EXERCISE DETAILS:
Copy each line containing the word "sharks" from the records that follow, please.
>> begin DATA TO USE
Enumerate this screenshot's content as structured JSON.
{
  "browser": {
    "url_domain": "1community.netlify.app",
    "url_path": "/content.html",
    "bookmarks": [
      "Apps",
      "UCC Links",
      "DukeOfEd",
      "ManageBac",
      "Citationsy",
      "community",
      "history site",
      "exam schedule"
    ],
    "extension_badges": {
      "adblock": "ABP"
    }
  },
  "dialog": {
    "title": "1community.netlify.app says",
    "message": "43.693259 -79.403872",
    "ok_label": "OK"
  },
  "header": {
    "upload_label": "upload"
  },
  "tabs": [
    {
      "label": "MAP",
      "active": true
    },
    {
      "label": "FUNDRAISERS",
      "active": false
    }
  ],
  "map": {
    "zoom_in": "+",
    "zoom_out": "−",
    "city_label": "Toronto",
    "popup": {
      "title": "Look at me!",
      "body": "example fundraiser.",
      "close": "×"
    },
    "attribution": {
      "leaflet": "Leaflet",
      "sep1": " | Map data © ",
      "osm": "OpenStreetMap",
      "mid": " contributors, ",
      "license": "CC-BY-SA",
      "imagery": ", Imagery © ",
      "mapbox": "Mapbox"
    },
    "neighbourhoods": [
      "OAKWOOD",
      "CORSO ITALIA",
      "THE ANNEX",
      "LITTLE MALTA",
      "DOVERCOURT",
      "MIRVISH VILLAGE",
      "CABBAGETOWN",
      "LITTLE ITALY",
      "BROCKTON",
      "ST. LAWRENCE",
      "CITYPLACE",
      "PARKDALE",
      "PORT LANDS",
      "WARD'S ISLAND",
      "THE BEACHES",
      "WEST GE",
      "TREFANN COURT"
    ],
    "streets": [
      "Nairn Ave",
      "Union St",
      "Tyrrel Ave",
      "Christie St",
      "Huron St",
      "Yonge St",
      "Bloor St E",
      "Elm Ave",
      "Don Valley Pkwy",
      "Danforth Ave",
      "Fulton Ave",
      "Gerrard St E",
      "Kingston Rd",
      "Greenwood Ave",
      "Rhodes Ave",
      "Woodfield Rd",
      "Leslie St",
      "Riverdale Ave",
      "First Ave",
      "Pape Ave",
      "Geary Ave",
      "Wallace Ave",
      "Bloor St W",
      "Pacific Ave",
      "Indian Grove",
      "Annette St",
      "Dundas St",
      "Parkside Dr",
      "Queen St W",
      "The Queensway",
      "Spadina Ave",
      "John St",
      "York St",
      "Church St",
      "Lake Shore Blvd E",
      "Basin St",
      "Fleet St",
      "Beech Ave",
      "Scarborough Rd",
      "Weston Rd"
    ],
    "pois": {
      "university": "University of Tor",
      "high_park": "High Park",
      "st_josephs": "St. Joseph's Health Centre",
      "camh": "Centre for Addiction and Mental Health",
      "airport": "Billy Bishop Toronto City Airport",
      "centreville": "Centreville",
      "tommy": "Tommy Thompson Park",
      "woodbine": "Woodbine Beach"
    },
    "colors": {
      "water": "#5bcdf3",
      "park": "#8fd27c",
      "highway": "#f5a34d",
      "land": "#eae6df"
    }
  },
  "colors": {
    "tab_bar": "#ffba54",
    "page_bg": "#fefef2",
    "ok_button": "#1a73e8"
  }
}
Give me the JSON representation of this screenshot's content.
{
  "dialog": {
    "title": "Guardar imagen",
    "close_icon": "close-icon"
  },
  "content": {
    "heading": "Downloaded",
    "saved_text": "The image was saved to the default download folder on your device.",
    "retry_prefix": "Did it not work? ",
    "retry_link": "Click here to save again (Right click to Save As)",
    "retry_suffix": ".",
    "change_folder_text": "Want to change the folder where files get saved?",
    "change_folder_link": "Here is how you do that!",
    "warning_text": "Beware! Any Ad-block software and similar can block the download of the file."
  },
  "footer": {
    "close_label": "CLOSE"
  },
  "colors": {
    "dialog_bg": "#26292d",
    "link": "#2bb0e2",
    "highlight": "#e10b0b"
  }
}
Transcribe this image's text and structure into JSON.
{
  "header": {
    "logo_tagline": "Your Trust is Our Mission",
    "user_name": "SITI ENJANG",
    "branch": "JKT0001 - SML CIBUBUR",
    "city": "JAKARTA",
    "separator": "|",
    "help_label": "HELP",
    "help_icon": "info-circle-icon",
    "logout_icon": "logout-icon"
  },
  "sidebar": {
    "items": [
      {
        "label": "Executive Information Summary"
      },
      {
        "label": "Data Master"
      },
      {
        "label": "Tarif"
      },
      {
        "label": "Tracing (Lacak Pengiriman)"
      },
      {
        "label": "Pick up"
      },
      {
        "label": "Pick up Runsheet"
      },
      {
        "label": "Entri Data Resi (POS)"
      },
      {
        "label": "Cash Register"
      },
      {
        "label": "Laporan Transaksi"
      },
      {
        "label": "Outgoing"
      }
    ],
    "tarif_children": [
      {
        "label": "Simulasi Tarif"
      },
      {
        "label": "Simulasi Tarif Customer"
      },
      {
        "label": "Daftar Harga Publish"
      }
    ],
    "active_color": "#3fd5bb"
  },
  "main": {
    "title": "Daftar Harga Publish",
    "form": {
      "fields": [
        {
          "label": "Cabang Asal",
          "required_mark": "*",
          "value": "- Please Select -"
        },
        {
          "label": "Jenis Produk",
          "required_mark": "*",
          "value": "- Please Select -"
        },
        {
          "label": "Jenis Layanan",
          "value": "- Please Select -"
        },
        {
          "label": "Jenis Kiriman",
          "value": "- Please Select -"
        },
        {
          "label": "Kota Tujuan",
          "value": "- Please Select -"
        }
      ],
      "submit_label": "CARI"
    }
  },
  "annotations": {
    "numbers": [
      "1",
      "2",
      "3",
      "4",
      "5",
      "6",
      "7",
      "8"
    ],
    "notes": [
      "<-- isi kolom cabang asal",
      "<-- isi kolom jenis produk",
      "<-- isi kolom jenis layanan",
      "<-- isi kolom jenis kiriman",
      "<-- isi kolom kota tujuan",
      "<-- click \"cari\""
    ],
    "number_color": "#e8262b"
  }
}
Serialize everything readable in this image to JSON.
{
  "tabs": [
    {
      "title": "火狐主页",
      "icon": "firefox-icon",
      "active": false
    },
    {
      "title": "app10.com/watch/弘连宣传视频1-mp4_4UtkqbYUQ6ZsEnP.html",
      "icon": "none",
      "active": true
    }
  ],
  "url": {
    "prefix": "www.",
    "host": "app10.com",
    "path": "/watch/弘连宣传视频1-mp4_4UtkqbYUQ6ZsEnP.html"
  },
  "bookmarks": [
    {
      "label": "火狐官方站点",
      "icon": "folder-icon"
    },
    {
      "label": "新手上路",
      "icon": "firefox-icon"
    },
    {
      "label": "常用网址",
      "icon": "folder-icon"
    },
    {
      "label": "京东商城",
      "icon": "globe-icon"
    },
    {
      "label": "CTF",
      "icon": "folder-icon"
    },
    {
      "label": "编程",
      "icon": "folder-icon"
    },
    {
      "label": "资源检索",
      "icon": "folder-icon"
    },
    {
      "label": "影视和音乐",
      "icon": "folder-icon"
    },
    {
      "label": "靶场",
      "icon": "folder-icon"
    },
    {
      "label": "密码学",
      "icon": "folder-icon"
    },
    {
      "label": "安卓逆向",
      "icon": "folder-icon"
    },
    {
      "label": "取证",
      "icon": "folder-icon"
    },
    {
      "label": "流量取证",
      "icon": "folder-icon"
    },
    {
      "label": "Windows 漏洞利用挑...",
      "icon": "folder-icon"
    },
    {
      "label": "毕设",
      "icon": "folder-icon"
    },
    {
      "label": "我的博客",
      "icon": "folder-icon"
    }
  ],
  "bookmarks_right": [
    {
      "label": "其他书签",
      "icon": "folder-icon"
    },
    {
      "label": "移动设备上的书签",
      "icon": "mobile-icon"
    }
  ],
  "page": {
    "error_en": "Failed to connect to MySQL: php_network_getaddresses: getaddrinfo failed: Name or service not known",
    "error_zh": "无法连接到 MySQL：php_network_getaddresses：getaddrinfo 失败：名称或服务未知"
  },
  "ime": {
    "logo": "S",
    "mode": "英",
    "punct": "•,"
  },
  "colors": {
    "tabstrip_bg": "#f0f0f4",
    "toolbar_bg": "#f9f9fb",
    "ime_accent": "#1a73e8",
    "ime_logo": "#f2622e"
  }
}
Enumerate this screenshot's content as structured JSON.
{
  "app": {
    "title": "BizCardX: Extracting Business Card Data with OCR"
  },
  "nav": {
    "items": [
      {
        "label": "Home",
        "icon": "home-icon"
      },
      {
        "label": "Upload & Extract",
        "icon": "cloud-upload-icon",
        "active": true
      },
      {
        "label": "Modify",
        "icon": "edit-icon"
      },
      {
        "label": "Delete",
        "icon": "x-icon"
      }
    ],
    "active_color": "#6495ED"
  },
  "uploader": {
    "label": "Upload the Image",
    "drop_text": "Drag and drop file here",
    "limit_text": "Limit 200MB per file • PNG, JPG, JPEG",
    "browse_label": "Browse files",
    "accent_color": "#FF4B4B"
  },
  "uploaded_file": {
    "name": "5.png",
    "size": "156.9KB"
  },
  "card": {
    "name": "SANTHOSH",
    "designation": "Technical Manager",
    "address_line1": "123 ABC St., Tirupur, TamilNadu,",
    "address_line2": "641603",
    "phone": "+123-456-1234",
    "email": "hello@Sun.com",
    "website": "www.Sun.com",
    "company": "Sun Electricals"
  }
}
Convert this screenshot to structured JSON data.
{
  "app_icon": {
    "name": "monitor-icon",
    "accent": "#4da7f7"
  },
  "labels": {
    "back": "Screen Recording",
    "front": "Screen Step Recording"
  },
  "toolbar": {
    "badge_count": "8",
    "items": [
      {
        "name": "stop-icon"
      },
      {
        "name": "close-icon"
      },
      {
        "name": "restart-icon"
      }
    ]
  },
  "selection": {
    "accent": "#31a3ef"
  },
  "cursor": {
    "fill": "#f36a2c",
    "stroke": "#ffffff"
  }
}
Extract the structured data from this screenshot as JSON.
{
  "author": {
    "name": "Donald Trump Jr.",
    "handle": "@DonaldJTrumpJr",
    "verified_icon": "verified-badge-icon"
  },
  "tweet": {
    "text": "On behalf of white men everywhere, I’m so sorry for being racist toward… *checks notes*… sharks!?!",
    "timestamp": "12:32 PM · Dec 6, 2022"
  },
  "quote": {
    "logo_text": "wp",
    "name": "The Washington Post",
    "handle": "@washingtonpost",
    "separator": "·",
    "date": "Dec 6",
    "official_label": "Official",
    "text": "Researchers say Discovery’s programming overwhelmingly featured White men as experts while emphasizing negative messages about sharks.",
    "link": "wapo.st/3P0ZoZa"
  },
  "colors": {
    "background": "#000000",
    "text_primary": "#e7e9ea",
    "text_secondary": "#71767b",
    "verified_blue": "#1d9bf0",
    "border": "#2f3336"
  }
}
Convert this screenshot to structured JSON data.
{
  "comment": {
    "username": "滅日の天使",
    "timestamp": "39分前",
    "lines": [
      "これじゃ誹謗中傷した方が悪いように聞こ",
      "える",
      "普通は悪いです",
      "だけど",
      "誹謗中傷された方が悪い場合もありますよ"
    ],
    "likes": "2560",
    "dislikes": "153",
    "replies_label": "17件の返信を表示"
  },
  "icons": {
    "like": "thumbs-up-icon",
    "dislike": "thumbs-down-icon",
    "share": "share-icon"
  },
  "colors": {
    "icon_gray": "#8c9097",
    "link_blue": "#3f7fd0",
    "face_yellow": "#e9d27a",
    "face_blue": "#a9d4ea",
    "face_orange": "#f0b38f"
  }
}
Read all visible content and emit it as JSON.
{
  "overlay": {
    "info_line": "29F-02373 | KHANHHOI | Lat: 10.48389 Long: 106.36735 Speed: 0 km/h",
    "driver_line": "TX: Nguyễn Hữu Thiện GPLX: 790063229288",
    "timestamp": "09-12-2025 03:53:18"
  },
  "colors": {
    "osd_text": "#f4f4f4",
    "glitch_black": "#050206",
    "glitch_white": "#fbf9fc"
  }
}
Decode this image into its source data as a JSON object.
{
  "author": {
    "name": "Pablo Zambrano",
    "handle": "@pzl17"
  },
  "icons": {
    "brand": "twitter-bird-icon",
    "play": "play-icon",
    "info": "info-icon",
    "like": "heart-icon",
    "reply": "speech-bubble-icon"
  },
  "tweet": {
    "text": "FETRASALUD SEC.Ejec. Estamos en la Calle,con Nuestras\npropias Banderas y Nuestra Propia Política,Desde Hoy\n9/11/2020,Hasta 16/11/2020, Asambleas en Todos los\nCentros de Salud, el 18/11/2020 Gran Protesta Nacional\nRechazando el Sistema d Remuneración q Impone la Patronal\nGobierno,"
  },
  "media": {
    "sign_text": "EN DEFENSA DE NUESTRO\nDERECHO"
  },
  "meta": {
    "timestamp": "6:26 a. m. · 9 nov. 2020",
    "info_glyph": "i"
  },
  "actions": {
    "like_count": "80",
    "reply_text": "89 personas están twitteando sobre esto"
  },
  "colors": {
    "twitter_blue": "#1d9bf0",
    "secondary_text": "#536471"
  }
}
>> end DATA TO USE
EXERCISE RESULT:
    "text": "On behalf of white men everywhere, I’m so sorry for being racist toward… *checks notes*… sharks!?!",
    "text": "Researchers say Discovery’s programming overwhelmingly featured White men as experts while emphasizing negative messages about sharks.",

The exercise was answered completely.